▸ WORK TO DO
Where a line of the material contains the string "JSON", copy that line.
-=-=-=-=-
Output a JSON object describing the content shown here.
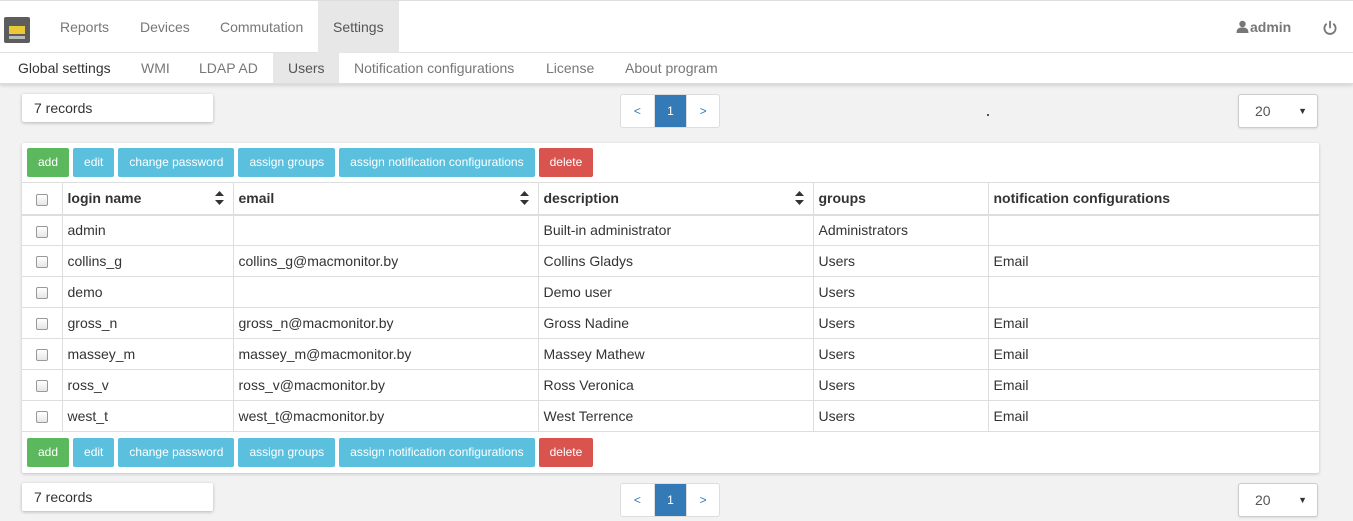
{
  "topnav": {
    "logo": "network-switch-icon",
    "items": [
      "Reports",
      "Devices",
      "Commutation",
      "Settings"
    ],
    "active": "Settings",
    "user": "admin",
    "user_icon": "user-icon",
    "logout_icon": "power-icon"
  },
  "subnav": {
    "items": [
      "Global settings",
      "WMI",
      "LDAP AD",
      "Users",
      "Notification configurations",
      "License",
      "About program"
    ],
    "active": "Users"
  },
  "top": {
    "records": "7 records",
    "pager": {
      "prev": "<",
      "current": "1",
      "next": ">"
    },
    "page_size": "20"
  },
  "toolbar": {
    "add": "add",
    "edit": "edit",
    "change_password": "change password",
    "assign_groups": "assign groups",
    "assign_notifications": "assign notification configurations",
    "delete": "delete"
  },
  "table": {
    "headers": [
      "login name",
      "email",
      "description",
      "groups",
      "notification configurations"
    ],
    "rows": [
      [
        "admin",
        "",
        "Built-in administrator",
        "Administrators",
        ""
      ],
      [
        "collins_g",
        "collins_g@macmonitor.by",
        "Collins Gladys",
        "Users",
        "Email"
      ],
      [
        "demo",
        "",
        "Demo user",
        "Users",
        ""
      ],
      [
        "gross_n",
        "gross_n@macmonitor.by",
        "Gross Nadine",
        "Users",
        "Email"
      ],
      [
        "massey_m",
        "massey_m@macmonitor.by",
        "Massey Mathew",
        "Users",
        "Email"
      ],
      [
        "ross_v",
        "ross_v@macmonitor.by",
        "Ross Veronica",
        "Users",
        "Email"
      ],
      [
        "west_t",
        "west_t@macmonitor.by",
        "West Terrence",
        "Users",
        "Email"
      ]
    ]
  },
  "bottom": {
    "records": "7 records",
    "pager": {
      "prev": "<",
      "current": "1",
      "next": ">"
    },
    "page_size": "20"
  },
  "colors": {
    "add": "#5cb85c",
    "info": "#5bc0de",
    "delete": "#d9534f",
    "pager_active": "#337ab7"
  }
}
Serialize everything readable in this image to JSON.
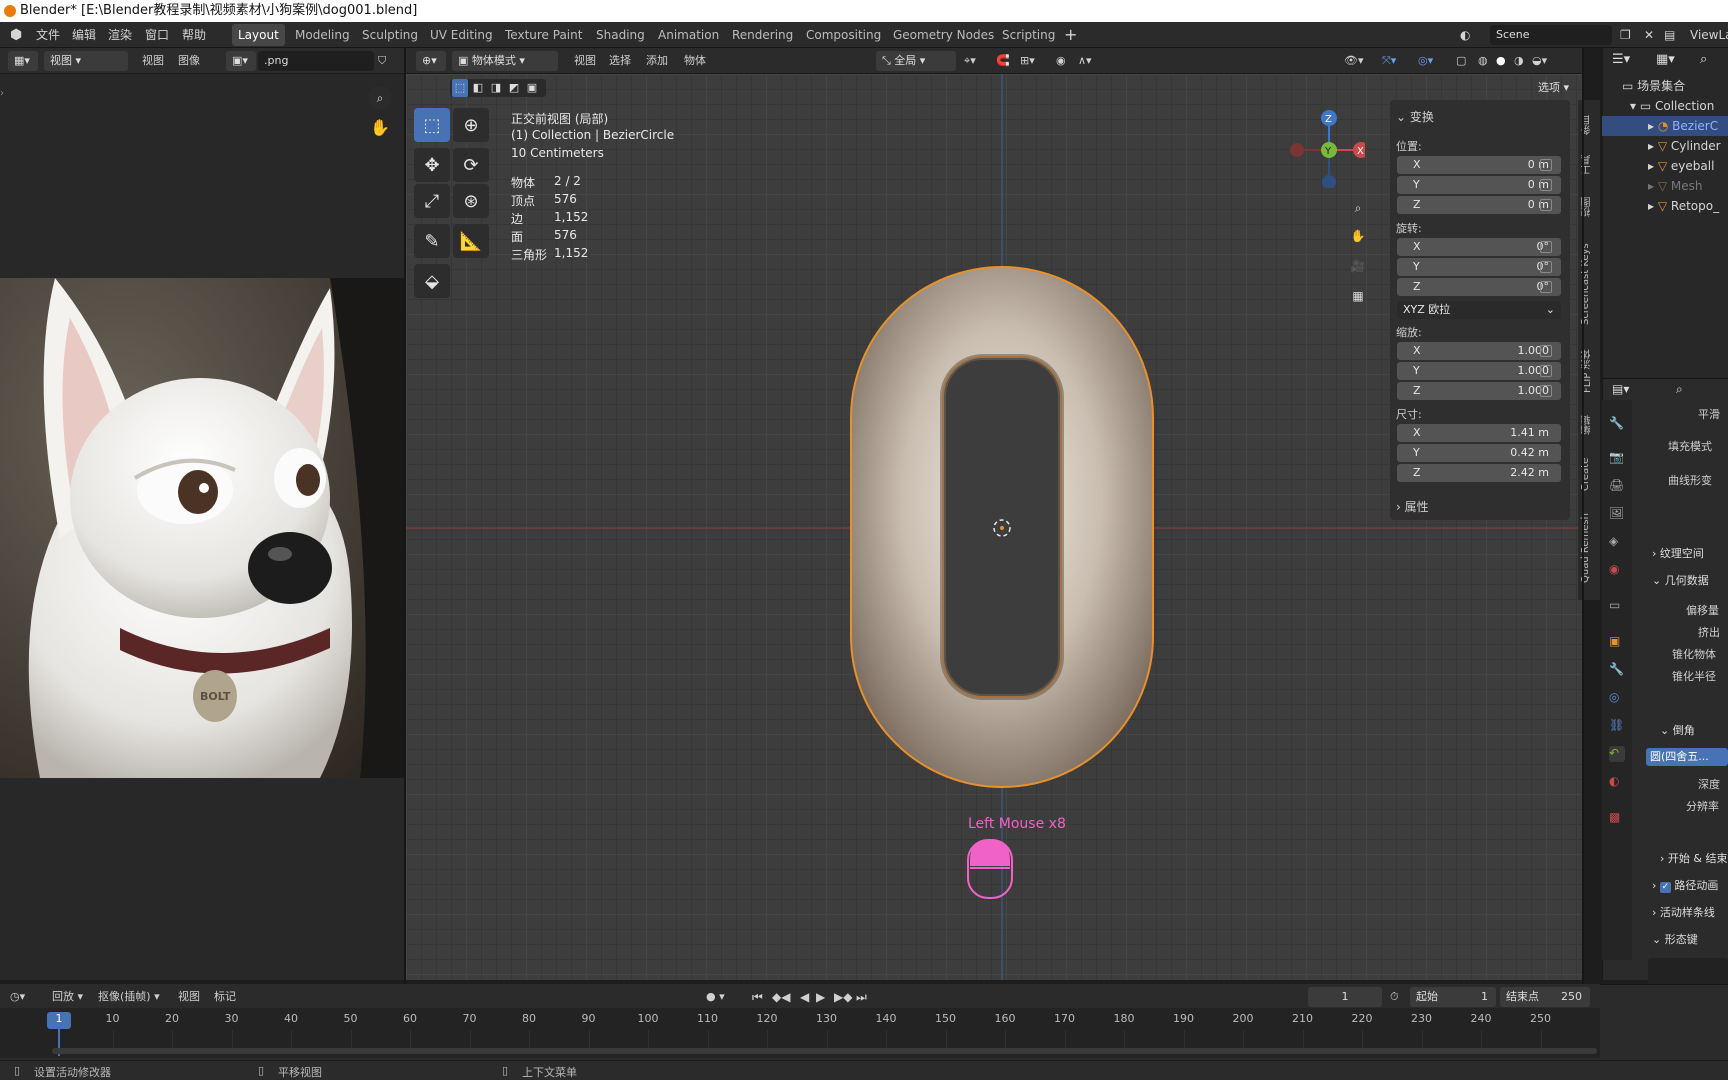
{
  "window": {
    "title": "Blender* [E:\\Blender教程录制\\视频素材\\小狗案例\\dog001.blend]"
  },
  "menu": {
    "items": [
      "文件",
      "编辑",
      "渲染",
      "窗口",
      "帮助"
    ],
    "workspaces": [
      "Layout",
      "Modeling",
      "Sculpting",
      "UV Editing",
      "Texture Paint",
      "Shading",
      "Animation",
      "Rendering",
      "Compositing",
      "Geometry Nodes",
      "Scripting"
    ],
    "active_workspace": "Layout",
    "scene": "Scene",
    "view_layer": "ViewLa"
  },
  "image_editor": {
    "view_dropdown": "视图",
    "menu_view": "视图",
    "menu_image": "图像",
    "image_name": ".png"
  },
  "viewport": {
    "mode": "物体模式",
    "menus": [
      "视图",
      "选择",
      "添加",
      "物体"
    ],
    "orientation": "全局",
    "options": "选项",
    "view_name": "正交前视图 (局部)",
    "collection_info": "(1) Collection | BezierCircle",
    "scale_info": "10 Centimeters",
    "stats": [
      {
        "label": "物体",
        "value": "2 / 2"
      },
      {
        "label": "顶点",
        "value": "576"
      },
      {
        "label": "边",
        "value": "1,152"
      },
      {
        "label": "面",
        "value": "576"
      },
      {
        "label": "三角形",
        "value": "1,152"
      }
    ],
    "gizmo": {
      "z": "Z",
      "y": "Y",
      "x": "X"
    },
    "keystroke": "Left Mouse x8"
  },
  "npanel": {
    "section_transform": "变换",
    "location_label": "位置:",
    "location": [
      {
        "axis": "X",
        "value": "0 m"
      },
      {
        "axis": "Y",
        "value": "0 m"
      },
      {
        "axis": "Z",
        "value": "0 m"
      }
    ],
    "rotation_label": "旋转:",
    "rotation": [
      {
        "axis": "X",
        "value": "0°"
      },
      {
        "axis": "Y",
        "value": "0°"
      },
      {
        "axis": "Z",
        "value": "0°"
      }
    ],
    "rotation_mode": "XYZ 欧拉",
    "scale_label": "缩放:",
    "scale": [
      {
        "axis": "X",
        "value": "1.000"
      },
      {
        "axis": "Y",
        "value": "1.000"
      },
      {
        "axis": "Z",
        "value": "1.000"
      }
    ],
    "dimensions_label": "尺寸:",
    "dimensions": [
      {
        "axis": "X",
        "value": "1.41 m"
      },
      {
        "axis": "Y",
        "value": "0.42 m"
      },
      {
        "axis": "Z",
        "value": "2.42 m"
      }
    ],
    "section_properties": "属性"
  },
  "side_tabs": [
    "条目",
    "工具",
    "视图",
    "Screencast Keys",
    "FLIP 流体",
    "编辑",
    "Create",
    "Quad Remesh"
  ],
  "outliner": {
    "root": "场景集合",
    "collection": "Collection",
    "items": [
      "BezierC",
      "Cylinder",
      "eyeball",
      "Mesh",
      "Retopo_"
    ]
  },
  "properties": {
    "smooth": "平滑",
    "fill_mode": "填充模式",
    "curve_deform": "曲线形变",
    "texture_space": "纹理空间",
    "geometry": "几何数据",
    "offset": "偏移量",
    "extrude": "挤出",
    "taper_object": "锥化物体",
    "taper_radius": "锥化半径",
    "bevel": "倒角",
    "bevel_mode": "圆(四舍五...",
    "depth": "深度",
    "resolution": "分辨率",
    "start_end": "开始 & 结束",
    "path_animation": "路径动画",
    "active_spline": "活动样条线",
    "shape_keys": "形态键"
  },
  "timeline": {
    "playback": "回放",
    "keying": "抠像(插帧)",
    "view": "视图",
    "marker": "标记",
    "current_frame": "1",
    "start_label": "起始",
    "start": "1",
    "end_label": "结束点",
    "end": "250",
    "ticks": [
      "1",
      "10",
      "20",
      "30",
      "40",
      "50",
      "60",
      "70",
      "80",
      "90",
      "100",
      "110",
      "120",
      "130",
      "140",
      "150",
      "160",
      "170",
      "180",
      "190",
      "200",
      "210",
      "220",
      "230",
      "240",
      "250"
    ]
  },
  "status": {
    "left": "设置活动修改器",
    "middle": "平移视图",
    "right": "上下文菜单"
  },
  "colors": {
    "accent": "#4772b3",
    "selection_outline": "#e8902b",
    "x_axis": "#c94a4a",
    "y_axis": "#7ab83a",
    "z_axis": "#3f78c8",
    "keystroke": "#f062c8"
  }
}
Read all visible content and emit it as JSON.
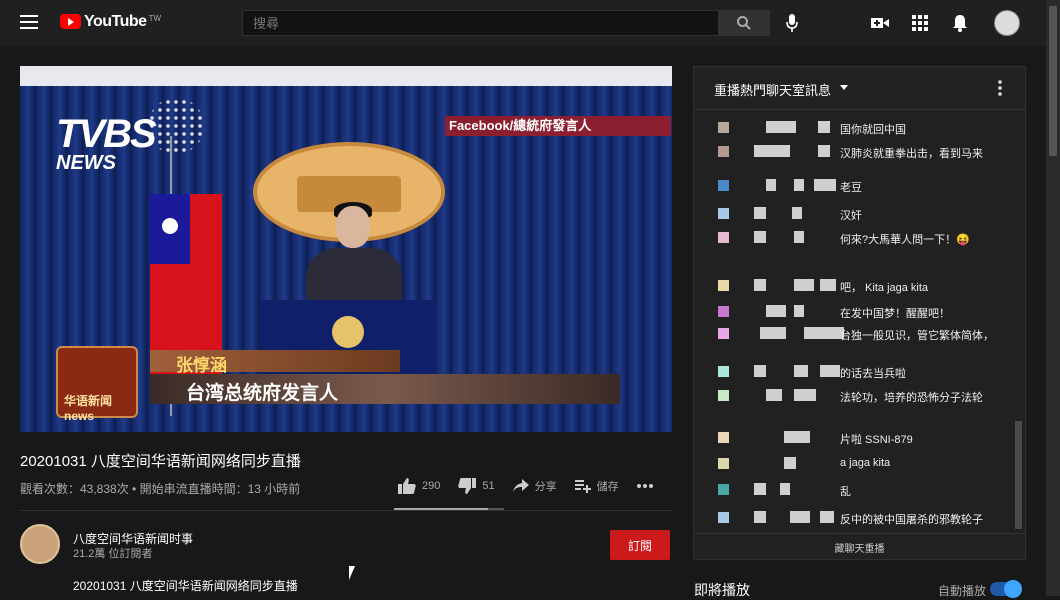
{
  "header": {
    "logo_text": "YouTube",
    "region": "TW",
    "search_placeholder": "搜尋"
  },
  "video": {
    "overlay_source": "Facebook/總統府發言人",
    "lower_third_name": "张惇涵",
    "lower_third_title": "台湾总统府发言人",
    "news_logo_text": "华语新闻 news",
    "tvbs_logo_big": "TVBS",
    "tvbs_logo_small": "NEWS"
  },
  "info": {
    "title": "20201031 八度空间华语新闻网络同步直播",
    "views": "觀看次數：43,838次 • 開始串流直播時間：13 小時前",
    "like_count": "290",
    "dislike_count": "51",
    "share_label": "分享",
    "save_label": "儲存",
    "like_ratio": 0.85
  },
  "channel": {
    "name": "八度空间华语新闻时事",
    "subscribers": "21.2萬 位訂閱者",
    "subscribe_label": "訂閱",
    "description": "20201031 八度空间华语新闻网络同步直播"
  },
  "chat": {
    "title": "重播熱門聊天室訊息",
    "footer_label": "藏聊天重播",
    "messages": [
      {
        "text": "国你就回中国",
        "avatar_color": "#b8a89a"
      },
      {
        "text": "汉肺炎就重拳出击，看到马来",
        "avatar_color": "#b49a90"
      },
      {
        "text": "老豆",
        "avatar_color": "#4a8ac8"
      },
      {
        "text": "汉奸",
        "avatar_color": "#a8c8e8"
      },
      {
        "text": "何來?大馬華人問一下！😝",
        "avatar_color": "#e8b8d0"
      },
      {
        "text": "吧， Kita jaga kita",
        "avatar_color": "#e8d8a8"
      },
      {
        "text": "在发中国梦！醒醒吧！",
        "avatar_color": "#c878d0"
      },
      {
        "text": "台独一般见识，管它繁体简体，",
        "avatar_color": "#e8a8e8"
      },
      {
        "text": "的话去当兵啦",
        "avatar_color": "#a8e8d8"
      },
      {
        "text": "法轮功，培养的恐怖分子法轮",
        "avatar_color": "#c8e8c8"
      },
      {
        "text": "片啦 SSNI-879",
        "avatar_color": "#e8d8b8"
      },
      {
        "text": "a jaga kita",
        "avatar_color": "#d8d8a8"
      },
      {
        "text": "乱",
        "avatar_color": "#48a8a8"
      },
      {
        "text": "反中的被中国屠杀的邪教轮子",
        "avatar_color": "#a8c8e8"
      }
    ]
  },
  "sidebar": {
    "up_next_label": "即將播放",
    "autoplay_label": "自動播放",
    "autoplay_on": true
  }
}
-=-=-=-=-
▸ THE RESPONSE
Output a JSON object describing the content shown here.
Serialize everything readable in this image to JSON.
Read all visible content and emit it as JSON.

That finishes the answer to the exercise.